(Records from a collection of figures)
---
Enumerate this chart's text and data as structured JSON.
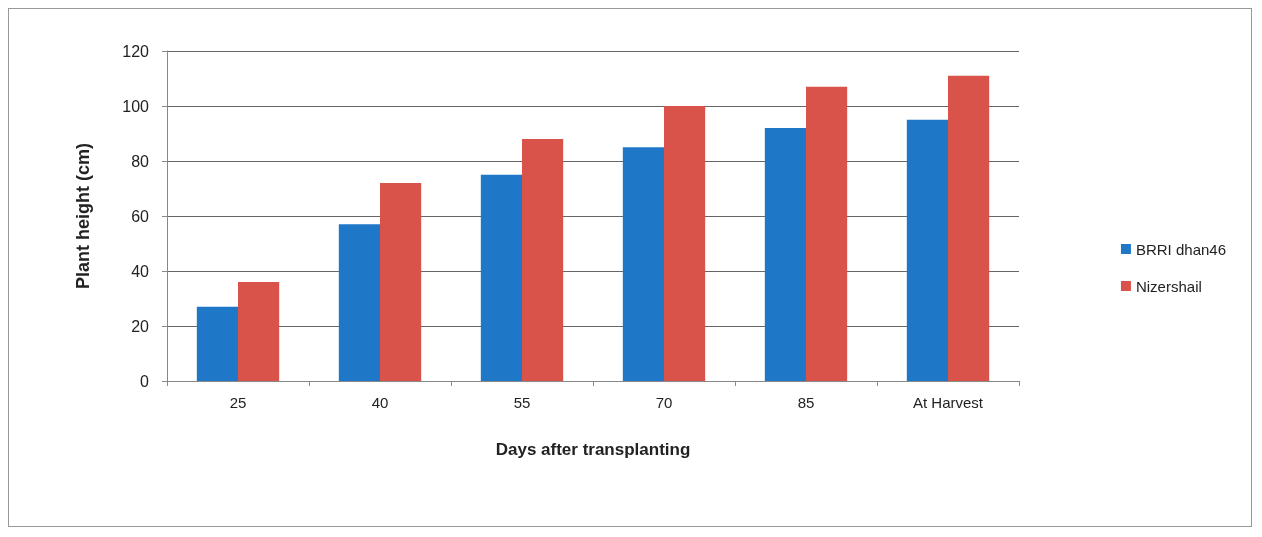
{
  "chart_data": {
    "type": "bar",
    "xlabel": "Days after transplanting",
    "ylabel": "Plant height (cm)",
    "categories": [
      "25",
      "40",
      "55",
      "70",
      "85",
      "At Harvest"
    ],
    "series": [
      {
        "name": "BRRI dhan46",
        "color": "#1f77c8",
        "values": [
          27,
          57,
          75,
          85,
          92,
          95
        ]
      },
      {
        "name": "Nizershail",
        "color": "#d9534a",
        "values": [
          36,
          72,
          88,
          100,
          107,
          111
        ]
      }
    ],
    "ylim": [
      0,
      120
    ],
    "yticks": [
      0,
      20,
      40,
      60,
      80,
      100,
      120
    ],
    "grid": "y",
    "legend": "right"
  }
}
---
## Exercise instructions:
Transcribe all the data word for word; the images stay out.

## Completed exercise:
Enumerate this chart's text and data as structured JSON.
{
  "chart_data": {
    "type": "bar",
    "xlabel": "Days after transplanting",
    "ylabel": "Plant height (cm)",
    "categories": [
      "25",
      "40",
      "55",
      "70",
      "85",
      "At Harvest"
    ],
    "series": [
      {
        "name": "BRRI dhan46",
        "color": "#1f77c8",
        "values": [
          27,
          57,
          75,
          85,
          92,
          95
        ]
      },
      {
        "name": "Nizershail",
        "color": "#d9534a",
        "values": [
          36,
          72,
          88,
          100,
          107,
          111
        ]
      }
    ],
    "ylim": [
      0,
      120
    ],
    "yticks": [
      0,
      20,
      40,
      60,
      80,
      100,
      120
    ],
    "grid": "y",
    "legend": "right"
  }
}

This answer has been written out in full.